─── Passage provided

There was no DRS at the restart on Lap 14, so Crawford had to make the move on Collet the traditional way, and he did after several corners of side-by-side battling. Neither driver had yet won a race in one and a half years of F3, but both drivers showed Saturday that they were up for the challenge.
It would have been a sensational story for Correa to take his first F3 podium, or even victory, since his racing comeback, but the win was an equally deserved result for Crawford, who had shown great pace in the first four rounds to take three podiums and points in all but one race. Crawford has fallen into the shadows of fellow Red Bull junior Isack Hadjar – whom the programme’s adviser Helmut Marko tipped as a potential candidate for a Formula 1 seat in 2024 – but he stamped his authority on the circuit this weekend, at least on Saturday.
Just how good can Hadjar get?
It didn’t take long for Hadjar to reclaim the spotlight from Crawford and conquer the bullring. Not even 24 hours later, he was standing atop the podium for the Feature Race to celebrate his third victory of the season. That result made him the first driver in FIA Formula 3 Championship history to take three wins in their first 10 races – an impressive statistic for anyone, let alone a driver just 17 years of age.

──────

Short task A - In the racing passage, how old was Hadjar when he became the first driver in FIA Formula 3 Championship history to take three wins in his first 10 races?
Short task B - Transcribe everything from "There was no" down to "for the challenge." in the racing passage.

─── Information given

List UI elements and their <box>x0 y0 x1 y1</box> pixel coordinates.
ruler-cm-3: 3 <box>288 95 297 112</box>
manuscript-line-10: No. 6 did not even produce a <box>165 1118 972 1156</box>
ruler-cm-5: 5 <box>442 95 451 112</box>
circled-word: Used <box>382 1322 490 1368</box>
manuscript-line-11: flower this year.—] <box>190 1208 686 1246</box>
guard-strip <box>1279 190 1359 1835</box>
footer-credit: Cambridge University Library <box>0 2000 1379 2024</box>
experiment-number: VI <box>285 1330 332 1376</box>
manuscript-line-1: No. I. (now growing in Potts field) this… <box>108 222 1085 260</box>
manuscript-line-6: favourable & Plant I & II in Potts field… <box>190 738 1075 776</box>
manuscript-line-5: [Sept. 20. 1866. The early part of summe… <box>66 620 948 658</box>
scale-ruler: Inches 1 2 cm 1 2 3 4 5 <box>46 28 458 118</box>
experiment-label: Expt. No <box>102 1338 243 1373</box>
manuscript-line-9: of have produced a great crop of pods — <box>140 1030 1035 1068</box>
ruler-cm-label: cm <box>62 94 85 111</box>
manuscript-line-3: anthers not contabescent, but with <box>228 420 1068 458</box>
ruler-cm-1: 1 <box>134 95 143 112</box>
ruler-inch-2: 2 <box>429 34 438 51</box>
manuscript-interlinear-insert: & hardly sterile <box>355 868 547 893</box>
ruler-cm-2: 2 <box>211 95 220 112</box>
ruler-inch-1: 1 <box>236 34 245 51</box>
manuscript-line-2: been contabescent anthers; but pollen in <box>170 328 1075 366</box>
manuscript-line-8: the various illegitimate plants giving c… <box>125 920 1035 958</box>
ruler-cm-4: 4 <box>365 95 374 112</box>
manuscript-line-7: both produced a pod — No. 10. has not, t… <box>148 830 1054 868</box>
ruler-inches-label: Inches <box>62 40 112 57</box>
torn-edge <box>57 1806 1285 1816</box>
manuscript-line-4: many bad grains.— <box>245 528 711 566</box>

──────
─── Information given

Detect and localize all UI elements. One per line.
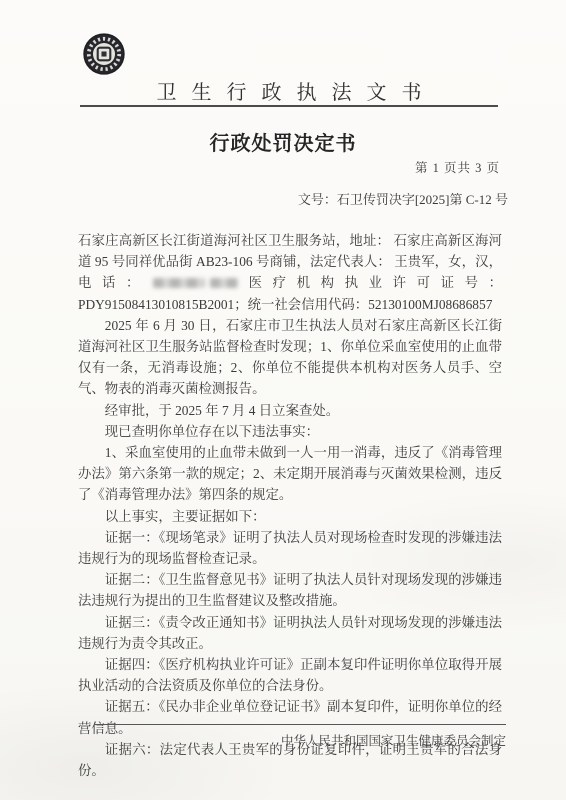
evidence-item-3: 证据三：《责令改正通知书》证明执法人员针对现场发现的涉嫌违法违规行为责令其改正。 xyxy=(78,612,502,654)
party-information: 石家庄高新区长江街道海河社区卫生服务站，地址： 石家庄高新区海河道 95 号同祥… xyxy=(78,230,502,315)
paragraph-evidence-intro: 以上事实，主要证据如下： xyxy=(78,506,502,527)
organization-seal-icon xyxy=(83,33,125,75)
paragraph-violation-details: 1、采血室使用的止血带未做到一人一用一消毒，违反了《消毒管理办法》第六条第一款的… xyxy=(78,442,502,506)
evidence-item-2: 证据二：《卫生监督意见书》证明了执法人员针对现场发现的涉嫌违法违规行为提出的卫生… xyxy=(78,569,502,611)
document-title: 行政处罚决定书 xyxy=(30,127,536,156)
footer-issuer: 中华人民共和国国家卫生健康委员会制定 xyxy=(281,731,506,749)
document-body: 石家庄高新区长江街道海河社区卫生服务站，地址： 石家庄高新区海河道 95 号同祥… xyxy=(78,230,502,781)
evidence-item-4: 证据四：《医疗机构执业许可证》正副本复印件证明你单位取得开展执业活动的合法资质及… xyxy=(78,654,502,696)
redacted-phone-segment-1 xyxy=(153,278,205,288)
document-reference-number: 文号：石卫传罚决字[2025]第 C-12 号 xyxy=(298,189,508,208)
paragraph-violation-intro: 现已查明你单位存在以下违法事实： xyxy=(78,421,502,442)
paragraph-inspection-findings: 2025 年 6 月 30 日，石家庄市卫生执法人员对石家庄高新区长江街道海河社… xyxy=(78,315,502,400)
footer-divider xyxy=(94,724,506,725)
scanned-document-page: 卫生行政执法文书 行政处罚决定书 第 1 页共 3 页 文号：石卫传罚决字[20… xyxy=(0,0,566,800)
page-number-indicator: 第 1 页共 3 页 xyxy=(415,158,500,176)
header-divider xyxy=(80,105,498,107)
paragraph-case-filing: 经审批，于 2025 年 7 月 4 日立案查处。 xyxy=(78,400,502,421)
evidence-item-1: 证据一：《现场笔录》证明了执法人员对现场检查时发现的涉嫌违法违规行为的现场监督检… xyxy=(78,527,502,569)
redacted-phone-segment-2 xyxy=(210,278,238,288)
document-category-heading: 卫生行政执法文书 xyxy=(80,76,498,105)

──────
─── Information given

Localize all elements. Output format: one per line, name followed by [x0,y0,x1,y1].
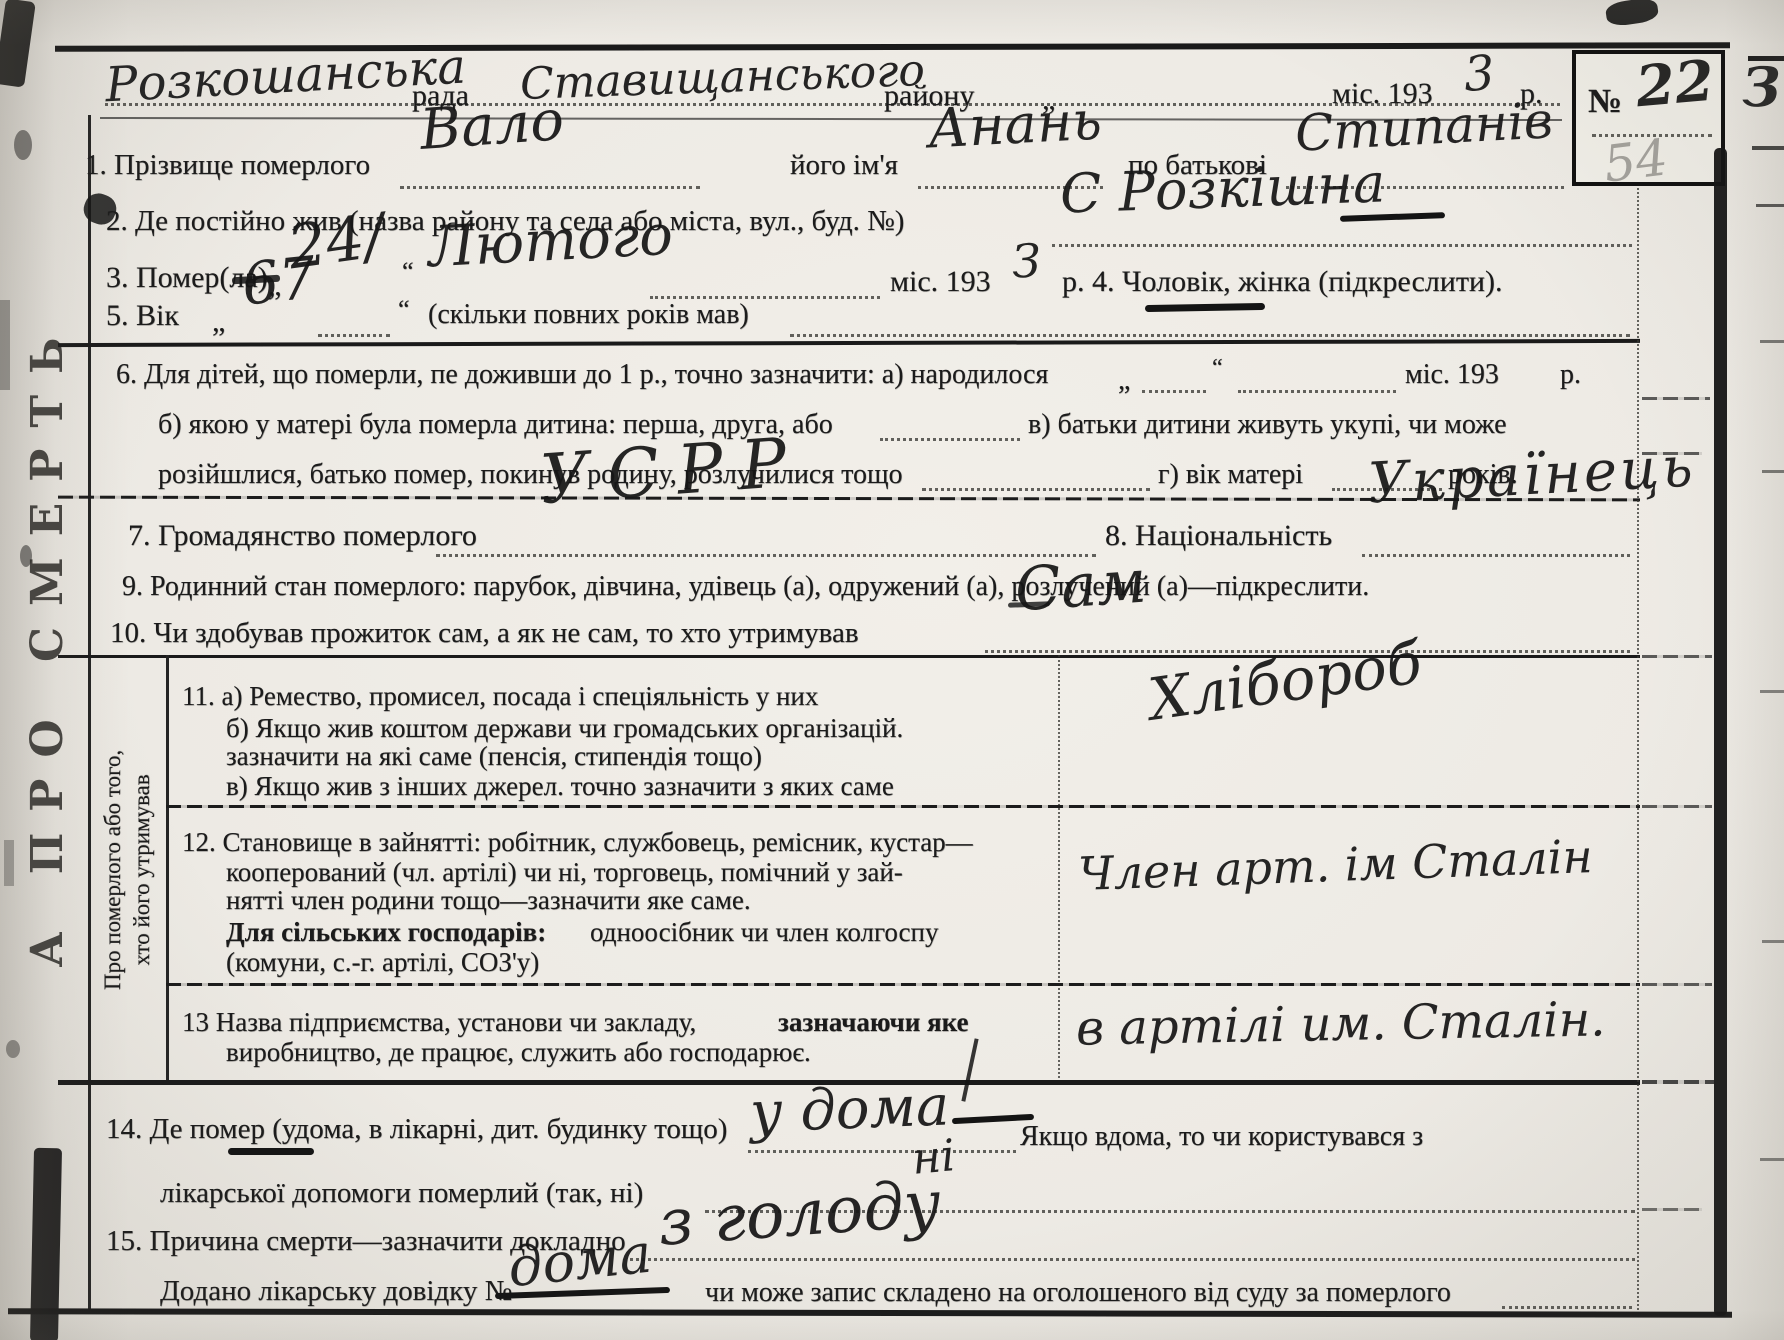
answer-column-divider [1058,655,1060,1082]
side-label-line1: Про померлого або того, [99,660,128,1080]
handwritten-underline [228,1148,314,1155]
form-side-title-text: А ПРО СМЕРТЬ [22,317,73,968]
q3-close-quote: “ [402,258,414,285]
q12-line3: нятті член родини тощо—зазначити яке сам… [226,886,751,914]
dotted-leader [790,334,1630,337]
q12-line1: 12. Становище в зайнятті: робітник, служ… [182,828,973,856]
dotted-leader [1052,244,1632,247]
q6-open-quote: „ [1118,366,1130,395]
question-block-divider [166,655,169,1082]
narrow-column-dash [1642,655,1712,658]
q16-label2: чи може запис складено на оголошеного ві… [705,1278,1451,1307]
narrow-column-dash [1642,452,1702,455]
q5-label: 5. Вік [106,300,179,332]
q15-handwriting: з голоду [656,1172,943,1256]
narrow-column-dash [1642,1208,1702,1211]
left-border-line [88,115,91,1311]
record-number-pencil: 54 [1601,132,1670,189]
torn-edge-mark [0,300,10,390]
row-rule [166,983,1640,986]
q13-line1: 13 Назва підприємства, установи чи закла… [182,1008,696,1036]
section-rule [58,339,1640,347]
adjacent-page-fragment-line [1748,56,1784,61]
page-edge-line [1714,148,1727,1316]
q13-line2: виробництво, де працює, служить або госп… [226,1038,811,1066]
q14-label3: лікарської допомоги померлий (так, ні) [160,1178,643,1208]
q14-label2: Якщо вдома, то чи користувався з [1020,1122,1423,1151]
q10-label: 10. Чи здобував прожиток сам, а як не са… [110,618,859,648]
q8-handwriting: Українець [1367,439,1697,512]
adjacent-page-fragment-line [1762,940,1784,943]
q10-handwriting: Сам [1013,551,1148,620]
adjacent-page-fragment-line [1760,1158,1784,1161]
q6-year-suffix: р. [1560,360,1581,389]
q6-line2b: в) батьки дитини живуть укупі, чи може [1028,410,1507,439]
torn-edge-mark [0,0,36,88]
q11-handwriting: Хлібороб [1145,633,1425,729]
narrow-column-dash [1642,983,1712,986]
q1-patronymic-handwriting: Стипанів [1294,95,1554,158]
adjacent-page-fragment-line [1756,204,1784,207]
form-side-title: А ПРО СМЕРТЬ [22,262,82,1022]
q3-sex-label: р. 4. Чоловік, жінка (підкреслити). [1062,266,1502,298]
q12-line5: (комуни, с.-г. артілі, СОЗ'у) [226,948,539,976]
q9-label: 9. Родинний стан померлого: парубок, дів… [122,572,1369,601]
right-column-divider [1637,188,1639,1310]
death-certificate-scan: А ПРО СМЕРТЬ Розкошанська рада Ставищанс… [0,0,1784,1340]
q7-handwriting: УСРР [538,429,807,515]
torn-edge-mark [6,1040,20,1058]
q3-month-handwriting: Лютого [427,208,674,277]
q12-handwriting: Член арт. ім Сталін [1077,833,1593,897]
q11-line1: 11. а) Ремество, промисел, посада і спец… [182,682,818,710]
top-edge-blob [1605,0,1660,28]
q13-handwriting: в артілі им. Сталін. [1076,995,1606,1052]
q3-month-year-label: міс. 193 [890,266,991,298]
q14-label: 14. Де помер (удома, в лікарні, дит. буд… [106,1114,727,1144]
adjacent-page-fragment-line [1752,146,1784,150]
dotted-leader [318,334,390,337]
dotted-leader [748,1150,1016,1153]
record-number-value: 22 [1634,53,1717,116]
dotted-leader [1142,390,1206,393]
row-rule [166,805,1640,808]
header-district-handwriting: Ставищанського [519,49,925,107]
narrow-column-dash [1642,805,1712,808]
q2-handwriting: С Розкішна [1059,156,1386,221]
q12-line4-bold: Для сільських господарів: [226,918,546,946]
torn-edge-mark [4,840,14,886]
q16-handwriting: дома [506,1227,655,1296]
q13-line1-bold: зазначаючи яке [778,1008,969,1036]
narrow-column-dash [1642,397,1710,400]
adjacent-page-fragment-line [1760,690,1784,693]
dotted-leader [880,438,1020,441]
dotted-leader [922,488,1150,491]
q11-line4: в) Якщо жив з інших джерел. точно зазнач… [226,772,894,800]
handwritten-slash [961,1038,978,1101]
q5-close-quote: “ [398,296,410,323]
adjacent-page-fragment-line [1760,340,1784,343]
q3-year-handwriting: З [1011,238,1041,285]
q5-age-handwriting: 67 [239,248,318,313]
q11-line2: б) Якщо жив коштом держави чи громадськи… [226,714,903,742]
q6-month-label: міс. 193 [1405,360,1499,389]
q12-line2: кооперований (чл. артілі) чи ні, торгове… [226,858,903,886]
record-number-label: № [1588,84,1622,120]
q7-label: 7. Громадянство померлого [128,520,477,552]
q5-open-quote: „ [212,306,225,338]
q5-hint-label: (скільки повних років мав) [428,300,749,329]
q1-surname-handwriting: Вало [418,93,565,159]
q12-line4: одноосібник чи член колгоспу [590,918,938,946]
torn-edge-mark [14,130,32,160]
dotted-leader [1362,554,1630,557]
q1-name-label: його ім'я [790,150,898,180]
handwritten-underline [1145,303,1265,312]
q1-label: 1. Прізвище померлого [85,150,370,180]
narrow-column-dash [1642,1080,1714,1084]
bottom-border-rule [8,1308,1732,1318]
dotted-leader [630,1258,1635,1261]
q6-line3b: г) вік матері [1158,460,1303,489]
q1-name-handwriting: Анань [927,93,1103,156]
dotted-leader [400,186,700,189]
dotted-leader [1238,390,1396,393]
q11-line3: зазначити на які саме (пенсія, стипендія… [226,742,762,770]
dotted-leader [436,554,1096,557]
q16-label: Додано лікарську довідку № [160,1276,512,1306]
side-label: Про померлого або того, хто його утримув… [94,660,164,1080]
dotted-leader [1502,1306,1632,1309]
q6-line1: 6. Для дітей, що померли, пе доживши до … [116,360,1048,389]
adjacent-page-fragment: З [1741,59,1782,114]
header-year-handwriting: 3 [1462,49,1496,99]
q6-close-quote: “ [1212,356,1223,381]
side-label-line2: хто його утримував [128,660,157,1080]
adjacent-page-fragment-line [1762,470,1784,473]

──────

Final result A - He was 17 years old.

Final result B -
There was no DRS at the restart on Lap 14, so Crawford had to make the move on Collet the traditional way, and he did after several corners of side-by-side battling. Neither driver had yet won a race in one and a half years of F3, but both drivers showed Saturday that they were up for the challenge.